* Requirement *
Say how many lines of these entries include the word "当季同比增速", and answer with the number alone.
--------------------------------
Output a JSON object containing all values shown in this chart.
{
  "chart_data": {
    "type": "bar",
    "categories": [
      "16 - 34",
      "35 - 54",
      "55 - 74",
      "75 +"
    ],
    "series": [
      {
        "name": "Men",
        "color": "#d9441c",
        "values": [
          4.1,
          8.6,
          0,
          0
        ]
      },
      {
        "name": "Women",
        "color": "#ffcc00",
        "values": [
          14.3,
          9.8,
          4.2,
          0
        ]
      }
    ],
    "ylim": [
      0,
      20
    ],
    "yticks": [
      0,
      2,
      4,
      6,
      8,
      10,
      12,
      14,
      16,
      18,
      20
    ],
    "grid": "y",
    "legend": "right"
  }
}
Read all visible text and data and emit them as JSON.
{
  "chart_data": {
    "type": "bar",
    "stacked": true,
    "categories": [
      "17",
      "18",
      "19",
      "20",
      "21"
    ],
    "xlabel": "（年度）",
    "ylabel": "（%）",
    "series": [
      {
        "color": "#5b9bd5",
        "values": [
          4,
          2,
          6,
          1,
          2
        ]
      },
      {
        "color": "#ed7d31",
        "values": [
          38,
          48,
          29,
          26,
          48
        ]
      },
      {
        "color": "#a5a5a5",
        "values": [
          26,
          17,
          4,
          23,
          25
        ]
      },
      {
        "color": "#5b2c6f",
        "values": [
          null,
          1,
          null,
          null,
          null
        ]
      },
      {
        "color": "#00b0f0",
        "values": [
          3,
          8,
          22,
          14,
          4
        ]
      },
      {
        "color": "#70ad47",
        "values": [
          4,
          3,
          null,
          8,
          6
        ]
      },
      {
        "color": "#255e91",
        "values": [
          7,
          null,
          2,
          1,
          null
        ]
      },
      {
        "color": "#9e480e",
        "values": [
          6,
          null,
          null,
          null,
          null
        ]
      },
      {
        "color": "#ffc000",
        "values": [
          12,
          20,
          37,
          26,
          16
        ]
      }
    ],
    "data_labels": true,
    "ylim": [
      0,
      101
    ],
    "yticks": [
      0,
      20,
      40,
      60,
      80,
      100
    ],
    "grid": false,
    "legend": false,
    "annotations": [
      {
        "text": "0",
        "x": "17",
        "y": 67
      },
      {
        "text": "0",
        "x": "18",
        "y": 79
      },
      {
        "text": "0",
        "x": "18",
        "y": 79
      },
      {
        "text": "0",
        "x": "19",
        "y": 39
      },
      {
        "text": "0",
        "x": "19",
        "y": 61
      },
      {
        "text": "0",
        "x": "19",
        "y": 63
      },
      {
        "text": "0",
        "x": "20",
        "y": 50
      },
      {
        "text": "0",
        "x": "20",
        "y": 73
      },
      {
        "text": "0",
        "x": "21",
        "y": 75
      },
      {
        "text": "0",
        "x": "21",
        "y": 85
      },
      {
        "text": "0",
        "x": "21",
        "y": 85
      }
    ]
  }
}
--------------------------------
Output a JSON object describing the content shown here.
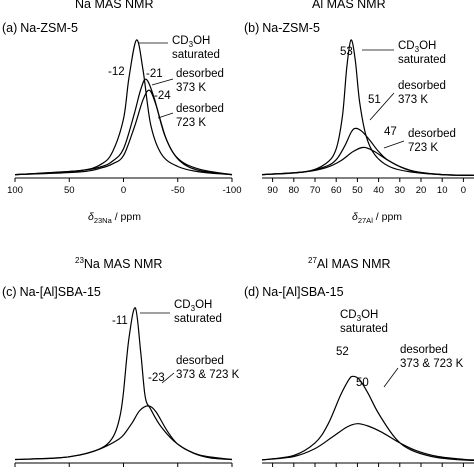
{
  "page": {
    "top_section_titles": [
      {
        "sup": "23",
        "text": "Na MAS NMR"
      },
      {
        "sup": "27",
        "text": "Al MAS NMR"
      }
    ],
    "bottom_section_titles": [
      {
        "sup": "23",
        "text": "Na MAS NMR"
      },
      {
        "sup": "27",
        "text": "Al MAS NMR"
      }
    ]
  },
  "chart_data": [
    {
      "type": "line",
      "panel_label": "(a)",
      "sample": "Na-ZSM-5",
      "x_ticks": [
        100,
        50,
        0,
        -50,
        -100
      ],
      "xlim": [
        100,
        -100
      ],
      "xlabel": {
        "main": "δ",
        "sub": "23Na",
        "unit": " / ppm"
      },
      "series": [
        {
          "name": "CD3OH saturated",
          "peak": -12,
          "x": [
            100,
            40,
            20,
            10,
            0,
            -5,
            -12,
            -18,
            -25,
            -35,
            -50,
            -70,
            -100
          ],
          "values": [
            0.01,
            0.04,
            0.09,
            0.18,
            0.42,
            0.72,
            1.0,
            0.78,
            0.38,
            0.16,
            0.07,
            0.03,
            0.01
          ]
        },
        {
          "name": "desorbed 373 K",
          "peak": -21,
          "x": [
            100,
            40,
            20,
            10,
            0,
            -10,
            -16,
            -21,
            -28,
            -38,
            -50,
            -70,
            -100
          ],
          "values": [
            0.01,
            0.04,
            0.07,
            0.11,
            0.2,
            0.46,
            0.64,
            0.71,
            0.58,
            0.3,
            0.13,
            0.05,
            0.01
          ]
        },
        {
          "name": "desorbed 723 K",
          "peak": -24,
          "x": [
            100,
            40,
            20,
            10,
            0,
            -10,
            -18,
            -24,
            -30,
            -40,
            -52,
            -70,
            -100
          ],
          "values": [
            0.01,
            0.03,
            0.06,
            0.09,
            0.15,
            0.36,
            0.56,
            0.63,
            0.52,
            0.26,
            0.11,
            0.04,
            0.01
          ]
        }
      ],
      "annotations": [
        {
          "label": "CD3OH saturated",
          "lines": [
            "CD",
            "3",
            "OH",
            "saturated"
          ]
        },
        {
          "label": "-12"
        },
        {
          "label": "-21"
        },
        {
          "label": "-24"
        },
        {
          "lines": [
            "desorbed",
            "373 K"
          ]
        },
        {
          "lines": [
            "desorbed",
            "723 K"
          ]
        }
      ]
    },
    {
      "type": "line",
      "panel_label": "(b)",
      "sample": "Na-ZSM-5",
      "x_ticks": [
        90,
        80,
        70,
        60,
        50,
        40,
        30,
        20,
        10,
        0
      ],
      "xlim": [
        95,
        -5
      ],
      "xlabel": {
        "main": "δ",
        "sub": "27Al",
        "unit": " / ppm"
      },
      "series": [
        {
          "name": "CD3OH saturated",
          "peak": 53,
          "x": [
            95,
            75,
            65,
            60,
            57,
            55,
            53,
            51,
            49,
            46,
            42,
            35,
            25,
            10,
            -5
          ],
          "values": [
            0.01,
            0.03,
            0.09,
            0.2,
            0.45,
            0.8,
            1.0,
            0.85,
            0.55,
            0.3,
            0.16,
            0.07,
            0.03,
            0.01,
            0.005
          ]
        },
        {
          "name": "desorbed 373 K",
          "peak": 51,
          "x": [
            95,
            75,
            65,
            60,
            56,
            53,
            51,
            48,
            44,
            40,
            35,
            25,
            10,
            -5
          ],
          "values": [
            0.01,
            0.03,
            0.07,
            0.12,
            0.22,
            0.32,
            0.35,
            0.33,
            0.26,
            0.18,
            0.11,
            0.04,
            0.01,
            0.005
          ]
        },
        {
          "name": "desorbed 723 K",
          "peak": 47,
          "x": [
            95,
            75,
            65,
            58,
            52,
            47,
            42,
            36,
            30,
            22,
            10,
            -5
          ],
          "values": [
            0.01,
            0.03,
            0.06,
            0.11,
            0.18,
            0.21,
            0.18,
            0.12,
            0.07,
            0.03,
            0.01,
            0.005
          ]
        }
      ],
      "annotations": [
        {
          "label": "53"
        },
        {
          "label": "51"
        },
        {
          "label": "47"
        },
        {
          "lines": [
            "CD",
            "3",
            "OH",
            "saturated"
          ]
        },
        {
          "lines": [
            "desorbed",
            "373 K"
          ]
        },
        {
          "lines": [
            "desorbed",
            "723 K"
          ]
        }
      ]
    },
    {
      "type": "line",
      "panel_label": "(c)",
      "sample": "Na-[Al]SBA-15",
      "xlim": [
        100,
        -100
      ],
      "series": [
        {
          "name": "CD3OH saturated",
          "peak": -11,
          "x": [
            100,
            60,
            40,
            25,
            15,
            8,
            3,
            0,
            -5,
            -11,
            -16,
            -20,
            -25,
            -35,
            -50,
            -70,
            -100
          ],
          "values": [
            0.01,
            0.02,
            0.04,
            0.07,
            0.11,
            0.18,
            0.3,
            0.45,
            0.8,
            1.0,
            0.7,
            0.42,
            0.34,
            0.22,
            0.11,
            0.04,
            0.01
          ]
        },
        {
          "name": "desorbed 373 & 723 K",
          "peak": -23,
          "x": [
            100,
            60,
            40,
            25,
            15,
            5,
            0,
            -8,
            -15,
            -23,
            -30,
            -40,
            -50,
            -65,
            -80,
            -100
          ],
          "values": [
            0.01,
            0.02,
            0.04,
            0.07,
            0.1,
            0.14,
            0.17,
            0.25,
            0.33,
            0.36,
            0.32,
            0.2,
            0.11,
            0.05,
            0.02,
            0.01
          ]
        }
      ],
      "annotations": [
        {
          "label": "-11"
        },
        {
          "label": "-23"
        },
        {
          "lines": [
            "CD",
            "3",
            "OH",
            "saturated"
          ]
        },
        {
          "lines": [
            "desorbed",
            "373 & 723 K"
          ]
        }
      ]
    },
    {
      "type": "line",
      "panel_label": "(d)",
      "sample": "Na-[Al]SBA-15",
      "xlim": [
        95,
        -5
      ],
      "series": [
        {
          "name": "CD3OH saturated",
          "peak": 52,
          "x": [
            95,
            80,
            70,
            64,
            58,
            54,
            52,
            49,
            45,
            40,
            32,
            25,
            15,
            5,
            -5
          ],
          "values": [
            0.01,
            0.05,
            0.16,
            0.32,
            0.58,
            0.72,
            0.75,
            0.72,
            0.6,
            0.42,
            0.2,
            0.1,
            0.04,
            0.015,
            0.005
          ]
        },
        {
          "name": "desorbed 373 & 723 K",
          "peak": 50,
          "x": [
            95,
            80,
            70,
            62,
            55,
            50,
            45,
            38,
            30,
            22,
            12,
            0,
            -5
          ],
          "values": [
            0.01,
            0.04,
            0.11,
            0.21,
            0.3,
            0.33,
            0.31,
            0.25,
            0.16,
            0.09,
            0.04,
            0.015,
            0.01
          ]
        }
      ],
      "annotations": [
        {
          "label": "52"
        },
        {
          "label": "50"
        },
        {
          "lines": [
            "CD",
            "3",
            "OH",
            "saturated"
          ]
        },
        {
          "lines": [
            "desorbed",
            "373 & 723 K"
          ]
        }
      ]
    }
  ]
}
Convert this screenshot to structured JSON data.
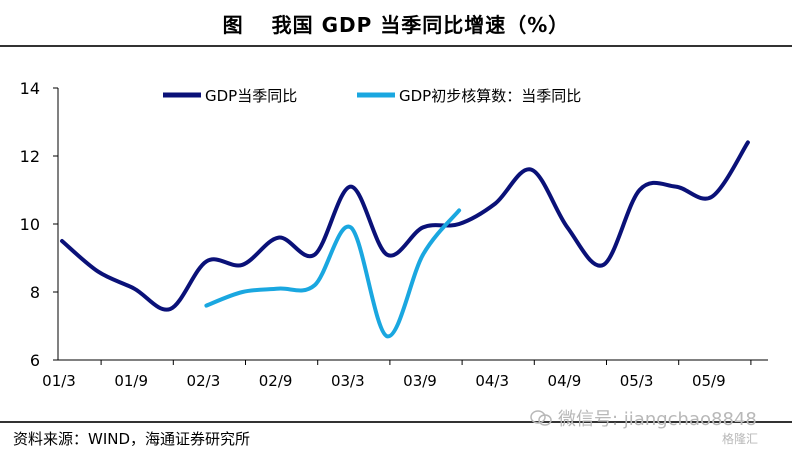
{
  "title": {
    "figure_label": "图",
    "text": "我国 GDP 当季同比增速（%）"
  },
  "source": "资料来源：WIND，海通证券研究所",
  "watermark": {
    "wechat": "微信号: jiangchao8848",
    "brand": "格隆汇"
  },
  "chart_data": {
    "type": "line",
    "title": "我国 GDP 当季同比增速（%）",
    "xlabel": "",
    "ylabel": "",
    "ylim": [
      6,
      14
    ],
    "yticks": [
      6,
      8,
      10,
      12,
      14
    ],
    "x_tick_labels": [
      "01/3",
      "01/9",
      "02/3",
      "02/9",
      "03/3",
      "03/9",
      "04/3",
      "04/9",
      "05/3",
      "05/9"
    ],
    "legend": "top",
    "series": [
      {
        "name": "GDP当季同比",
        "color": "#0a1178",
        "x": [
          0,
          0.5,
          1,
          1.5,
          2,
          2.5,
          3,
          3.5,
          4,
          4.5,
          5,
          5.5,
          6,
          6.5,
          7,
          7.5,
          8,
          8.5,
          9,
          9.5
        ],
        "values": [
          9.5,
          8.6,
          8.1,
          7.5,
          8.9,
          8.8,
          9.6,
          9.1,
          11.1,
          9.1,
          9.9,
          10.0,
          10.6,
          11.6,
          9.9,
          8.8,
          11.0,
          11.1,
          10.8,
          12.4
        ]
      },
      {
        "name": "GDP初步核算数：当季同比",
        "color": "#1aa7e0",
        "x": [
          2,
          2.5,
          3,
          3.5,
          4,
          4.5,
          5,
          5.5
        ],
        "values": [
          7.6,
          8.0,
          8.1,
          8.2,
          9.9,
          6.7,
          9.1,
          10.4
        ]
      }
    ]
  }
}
--------------------------------
* Answer to the exercise *
2